» Data for the task:
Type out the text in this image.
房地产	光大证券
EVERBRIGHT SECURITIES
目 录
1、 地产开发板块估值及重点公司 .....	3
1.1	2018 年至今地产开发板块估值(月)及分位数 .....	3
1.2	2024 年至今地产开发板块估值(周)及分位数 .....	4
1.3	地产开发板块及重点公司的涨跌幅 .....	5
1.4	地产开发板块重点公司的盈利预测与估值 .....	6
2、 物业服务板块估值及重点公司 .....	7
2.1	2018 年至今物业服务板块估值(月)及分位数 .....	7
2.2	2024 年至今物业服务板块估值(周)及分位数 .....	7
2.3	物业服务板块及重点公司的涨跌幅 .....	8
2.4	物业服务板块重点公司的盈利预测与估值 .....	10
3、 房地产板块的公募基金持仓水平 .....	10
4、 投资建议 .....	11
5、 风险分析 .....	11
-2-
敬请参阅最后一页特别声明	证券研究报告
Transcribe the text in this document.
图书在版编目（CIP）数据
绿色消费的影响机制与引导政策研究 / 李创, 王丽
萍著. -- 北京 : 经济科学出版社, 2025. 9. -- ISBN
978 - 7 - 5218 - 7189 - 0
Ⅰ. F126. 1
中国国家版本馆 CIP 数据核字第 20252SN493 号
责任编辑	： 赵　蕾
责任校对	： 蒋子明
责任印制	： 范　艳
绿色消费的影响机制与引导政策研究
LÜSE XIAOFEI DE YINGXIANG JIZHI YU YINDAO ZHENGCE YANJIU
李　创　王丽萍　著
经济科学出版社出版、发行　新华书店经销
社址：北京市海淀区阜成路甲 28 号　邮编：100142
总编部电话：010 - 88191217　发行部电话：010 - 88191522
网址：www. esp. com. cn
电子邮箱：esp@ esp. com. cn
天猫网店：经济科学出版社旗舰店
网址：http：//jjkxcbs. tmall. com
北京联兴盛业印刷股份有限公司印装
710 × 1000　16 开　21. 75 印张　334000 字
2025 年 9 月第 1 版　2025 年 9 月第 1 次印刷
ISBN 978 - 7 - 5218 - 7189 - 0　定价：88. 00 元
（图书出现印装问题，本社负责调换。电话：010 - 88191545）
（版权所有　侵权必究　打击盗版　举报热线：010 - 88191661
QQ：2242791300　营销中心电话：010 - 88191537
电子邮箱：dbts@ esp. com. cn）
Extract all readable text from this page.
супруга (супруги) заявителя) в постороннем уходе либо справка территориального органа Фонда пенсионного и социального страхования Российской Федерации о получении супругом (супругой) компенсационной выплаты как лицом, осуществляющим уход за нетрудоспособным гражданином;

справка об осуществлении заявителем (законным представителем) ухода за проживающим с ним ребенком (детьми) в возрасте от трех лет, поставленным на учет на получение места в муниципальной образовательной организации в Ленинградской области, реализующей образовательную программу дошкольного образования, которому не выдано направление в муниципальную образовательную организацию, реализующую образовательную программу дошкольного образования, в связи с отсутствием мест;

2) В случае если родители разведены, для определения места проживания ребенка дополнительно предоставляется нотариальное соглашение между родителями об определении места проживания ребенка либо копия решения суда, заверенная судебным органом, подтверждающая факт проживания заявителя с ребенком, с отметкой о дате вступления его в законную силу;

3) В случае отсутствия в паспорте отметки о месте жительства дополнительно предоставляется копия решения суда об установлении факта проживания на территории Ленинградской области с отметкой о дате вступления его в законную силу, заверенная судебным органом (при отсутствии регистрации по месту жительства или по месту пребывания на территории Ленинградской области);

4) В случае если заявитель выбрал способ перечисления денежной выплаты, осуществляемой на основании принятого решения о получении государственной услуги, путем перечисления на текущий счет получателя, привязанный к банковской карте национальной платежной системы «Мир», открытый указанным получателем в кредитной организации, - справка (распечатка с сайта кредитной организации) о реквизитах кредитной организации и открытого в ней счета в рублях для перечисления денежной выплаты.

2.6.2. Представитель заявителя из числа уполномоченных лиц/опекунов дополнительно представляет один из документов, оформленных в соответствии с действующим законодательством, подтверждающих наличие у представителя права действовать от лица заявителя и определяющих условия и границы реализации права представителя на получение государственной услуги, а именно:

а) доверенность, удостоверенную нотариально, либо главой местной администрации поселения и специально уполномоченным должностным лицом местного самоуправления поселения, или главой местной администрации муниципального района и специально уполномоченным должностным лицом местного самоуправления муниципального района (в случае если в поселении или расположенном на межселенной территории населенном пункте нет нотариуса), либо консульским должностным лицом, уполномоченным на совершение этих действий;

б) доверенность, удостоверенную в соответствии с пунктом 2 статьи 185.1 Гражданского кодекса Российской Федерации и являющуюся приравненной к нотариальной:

» What the task asks: Count the lines in the entries that hold the word "Ленинградской", and give nothing but the total.

» Answer to this problem: 2